§ Stated task
Write the next part of the Atlas TH42 lathe restoration thread, picking up right after its final sentence.

## BEGIN Supplied passage

# Atlas TH42 resto



## tourmax (Aug 10, 2022)

Being a gearhead and always working on cars, trucks, motorcycles, offroad stuff, aircraft, boats, etc meant I was always getting custom brackets and spacers made for various projects. I'd always wanted my own lathe to make some of it myself and I ended up buying an old Atlas TH42 about 10 years ago.

Nothing special, but it did the jobs I wanted it too. Wear was pretty light, especially considering I bought it from a guy who kept it in a chicken coup (the big buildings, not a shack int eh backyard). Measuring the ways revealed 0.002 wear ont he bed ways in the usual spot closer to the headstock. Certainly acceptable for a lathe with a build date of 1952.

Modifications started shortly after with a Baldor 3/4 HP motor to replace the 1950's era 1/3 hp ac motor that stalled constantly while turning. I used a Danfoss 150 to control it, which gave dynamic braking, jog, variable speed, etc. Then it was a good long period of just using the lathe to get to learn it. Things were replaced as needed and upgraded as able. It was mostly addressing wear items and tooling for increased machining abilities.

## END Supplied passage
## BEGIN Stored records

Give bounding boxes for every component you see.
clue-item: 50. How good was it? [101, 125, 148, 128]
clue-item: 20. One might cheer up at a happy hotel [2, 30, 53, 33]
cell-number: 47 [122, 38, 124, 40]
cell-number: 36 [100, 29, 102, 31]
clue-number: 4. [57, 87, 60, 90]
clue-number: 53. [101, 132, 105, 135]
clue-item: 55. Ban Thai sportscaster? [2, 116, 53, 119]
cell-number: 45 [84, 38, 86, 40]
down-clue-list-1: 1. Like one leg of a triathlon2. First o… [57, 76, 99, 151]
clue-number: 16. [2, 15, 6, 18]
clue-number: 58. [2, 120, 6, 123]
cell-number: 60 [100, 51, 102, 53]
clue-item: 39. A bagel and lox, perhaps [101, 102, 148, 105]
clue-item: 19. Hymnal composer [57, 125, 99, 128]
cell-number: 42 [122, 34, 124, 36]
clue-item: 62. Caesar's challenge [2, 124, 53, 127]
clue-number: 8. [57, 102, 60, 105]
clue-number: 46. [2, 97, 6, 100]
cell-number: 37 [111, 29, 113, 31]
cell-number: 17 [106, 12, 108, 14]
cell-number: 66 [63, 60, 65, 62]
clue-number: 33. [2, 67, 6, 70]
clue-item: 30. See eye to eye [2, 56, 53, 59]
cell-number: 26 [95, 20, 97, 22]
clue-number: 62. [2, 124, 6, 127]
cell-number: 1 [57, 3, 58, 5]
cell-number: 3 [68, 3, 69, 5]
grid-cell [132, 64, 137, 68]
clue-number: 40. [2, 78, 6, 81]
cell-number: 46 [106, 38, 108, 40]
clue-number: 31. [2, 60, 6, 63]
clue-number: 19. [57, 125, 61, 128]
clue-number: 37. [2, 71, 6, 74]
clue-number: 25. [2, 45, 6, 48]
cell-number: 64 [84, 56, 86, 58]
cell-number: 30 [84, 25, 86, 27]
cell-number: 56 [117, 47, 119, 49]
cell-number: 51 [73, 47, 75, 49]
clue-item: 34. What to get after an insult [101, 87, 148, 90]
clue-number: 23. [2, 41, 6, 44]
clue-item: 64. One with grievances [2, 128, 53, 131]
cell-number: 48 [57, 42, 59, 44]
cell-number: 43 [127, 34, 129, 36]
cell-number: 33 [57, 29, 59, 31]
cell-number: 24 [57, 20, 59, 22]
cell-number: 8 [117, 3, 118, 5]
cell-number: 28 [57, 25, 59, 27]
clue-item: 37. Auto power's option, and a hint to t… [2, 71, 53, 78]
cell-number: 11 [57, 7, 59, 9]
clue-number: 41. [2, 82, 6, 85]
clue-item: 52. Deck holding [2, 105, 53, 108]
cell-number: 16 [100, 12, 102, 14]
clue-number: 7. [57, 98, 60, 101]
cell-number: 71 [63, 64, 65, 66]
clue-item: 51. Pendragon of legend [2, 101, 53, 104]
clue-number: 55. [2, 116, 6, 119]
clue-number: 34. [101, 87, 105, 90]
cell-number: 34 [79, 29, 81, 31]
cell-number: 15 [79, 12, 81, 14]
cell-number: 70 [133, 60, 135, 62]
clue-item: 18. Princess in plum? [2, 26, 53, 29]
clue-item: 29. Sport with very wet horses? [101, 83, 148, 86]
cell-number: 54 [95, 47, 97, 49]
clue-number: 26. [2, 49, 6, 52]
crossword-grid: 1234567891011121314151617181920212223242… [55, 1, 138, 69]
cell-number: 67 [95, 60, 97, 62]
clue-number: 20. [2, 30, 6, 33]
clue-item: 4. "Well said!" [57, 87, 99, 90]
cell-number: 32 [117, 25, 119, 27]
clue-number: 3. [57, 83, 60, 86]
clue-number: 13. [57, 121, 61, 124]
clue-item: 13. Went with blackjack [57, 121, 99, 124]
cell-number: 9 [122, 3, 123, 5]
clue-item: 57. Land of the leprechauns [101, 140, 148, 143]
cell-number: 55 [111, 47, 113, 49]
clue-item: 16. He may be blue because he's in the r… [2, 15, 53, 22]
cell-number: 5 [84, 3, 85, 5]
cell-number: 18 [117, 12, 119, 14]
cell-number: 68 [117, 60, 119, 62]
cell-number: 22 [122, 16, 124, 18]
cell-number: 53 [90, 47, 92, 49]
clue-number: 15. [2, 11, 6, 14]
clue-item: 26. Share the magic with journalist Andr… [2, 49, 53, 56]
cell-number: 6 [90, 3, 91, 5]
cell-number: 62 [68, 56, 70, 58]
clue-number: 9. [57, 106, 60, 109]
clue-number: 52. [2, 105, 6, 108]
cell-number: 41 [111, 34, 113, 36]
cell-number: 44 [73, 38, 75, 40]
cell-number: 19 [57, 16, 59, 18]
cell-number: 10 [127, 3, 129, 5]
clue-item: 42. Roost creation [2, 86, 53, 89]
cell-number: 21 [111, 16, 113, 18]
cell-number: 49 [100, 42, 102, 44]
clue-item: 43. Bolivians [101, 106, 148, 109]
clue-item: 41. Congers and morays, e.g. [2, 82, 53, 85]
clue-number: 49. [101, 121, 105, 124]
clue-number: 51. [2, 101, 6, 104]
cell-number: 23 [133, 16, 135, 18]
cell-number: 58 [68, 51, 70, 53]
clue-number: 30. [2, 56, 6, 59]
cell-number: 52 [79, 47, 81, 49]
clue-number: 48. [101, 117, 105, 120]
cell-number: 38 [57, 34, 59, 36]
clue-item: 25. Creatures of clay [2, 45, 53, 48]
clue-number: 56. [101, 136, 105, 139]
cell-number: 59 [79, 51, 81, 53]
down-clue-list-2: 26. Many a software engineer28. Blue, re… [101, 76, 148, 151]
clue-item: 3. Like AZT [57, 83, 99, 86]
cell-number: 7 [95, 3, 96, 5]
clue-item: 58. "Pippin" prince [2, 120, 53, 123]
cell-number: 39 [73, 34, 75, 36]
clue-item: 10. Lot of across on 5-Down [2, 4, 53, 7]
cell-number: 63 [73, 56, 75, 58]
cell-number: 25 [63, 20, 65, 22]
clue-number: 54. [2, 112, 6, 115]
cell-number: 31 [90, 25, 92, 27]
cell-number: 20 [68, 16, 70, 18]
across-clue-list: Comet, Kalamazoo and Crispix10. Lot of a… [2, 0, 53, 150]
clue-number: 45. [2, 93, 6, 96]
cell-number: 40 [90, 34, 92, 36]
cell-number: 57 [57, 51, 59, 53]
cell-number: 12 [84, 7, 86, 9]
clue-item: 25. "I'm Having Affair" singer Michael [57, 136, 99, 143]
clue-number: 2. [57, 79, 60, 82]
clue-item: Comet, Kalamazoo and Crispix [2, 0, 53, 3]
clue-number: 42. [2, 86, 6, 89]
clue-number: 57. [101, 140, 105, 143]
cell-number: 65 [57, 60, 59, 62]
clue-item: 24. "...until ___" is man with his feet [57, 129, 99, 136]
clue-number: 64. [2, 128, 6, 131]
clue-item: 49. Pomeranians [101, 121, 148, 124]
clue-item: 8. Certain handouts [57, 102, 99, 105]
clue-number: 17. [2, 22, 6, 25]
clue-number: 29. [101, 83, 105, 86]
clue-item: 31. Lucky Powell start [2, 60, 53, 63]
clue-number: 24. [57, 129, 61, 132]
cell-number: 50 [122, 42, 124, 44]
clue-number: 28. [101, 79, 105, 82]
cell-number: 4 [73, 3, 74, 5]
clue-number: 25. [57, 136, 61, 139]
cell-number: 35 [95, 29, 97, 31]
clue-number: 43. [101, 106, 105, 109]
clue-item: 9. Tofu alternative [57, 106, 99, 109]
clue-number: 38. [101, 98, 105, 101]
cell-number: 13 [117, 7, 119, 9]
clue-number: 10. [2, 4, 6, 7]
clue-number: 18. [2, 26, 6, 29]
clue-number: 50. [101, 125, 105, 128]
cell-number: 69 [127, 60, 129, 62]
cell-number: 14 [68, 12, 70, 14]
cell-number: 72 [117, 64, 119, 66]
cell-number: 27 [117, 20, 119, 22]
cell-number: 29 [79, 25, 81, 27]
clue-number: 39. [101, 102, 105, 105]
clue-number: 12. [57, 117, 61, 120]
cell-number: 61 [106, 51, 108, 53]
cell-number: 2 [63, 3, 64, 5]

## END Stored records

§ Result of this task
This past year, with the lathe up and running nicely and my skills improving, I decided it was time to "freshen up" the old atlas. It was that minty green that we usually associate with Atlas lathes, except it had been brush painted a couple times with a couple different shades of that mint green.

As delivered:






A bit later on in a more "functional" arrangement:






As i said, it did the jobs I asked of it. But I wanted something that made it nicer to spend time in the shop. Clean and shiny also usually inspires me to keep something that way and dirty and beat up usually means I end up leaving it that way. 

Not great for something like a Lathe that uses a total loss oiling system and has multiple exposed precision surfaces. So I tore it apart, painted what needed to be painted, polished what didn't need paint and am now in the middle of putting it back together.

Pics:











The color is a Rust-oleum metallic Turquoise. I think I must have bought the last 10 cans in Nova Scotia. Every store I found a can or two at was either out of stock, had discontinued it or told me most paint suppliers are so far behind filling orders they are concentrating on their big sellers and specialty paints are either being discontinued or are so far back ordered they may never show up. That's why I went on walkabout and checked a couple dozen hardware stores, scooping up whatever I found. I knew that if it was discontinued, I wanted enough on the shelf to finish and a couple cans left over for touch-ups later down the road.

Soon to be back together and throwing chips.....


----------



## YYCHM (Aug 10, 2022)

Well Done!  Looks GOOD.


----------



## David_R8 (Aug 10, 2022)

Hey, I've seen that lathe before


----------



## tourmax (Aug 10, 2022)

David_R8 said:


> Hey, I've seen that lathe before


Maybe, I'm also on "hobbymachinist"...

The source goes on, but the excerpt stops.